What you will do:
Below are the records; collect from them each line containing the string "在短文中画出来".

Data section:

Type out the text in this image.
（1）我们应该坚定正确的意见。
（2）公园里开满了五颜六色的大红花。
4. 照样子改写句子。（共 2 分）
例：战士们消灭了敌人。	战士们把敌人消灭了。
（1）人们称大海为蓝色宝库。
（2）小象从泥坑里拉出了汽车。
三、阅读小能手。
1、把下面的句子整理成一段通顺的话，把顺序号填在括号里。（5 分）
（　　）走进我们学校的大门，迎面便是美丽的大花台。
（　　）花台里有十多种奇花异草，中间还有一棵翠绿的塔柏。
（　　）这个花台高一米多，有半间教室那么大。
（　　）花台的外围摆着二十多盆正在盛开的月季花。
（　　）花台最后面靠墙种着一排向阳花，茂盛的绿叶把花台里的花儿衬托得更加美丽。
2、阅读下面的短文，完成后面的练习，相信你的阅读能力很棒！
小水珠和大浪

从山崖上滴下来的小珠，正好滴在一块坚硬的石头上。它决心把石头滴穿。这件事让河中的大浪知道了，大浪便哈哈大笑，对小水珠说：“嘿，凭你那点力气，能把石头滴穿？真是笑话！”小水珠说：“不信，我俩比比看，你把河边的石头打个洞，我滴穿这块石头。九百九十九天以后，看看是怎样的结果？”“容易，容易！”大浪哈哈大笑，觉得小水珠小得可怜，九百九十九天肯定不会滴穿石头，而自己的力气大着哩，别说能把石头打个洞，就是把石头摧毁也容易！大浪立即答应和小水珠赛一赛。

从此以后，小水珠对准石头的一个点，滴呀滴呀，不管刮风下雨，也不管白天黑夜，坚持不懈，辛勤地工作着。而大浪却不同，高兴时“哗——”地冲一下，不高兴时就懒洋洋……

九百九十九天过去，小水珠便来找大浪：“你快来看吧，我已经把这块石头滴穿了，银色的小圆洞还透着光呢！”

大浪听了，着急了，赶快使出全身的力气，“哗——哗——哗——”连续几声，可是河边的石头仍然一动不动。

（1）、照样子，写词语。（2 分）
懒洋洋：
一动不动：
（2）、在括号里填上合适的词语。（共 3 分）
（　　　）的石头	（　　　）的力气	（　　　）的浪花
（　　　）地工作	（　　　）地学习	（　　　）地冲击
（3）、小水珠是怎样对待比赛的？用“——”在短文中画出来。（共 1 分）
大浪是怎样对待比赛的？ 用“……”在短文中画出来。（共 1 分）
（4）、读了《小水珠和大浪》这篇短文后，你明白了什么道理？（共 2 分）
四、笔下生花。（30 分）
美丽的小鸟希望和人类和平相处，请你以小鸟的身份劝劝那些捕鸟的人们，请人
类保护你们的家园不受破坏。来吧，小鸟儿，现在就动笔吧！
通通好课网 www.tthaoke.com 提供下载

Solution:
（3）、小水珠是怎样对待比赛的？用“——”在短文中画出来。（共 1 分）
大浪是怎样对待比赛的？ 用“……”在短文中画出来。（共 1 分）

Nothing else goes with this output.